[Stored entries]
┌──
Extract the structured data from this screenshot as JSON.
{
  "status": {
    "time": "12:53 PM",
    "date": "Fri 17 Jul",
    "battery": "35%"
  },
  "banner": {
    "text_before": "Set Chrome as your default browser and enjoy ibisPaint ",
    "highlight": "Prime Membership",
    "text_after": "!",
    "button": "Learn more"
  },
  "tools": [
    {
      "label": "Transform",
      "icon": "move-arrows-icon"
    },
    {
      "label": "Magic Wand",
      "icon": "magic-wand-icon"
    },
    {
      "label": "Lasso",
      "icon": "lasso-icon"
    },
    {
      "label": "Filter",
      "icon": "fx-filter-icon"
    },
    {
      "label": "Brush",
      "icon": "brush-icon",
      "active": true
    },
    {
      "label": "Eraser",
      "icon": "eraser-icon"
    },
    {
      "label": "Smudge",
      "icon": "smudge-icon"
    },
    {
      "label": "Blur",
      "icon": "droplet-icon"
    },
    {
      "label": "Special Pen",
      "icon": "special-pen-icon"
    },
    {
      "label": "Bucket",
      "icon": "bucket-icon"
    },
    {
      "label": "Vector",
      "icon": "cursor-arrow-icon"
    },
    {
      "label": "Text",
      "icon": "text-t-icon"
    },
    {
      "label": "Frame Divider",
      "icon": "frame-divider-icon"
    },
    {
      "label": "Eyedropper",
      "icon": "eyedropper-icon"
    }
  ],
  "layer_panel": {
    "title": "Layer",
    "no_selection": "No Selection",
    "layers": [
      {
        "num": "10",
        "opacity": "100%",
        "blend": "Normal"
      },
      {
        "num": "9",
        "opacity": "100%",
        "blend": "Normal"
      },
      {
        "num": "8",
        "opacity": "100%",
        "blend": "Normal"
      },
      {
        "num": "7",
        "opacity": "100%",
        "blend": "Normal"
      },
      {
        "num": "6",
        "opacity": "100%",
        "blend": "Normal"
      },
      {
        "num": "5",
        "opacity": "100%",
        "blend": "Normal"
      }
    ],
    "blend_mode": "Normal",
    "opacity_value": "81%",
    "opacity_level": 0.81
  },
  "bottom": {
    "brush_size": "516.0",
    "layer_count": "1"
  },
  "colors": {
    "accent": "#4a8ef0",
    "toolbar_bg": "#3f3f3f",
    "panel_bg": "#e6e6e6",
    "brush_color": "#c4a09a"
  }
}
└──
* [The request]:
Repeat every entry exactly as written above.

* [Output for this task]:
Extract the structured data from this screenshot as JSON.
{
  "status": {
    "time": "12:53 PM",
    "date": "Fri 17 Jul",
    "battery": "35%"
  },
  "banner": {
    "text_before": "Set Chrome as your default browser and enjoy ibisPaint ",
    "highlight": "Prime Membership",
    "text_after": "!",
    "button": "Learn more"
  },
  "tools": [
    {
      "label": "Transform",
      "icon": "move-arrows-icon"
    },
    {
      "label": "Magic Wand",
      "icon": "magic-wand-icon"
    },
    {
      "label": "Lasso",
      "icon": "lasso-icon"
    },
    {
      "label": "Filter",
      "icon": "fx-filter-icon"
    },
    {
      "label": "Brush",
      "icon": "brush-icon",
      "active": true
    },
    {
      "label": "Eraser",
      "icon": "eraser-icon"
    },
    {
      "label": "Smudge",
      "icon": "smudge-icon"
    },
    {
      "label": "Blur",
      "icon": "droplet-icon"
    },
    {
      "label": "Special Pen",
      "icon": "special-pen-icon"
    },
    {
      "label": "Bucket",
      "icon": "bucket-icon"
    },
    {
      "label": "Vector",
      "icon": "cursor-arrow-icon"
    },
    {
      "label": "Text",
      "icon": "text-t-icon"
    },
    {
      "label": "Frame Divider",
      "icon": "frame-divider-icon"
    },
    {
      "label": "Eyedropper",
      "icon": "eyedropper-icon"
    }
  ],
  "layer_panel": {
    "title": "Layer",
    "no_selection": "No Selection",
    "layers": [
      {
        "num": "10",
        "opacity": "100%",
        "blend": "Normal"
      },
      {
        "num": "9",
        "opacity": "100%",
        "blend": "Normal"
      },
      {
        "num": "8",
        "opacity": "100%",
        "blend": "Normal"
      },
      {
        "num": "7",
        "opacity": "100%",
        "blend": "Normal"
      },
      {
        "num": "6",
        "opacity": "100%",
        "blend": "Normal"
      },
      {
        "num": "5",
        "opacity": "100%",
        "blend": "Normal"
      }
    ],
    "blend_mode": "Normal",
    "opacity_value": "81%",
    "opacity_level": 0.81
  },
  "bottom": {
    "brush_size": "516.0",
    "layer_count": "1"
  },
  "colors": {
    "accent": "#4a8ef0",
    "toolbar_bg": "#3f3f3f",
    "panel_bg": "#e6e6e6",
    "brush_color": "#c4a09a"
  }
}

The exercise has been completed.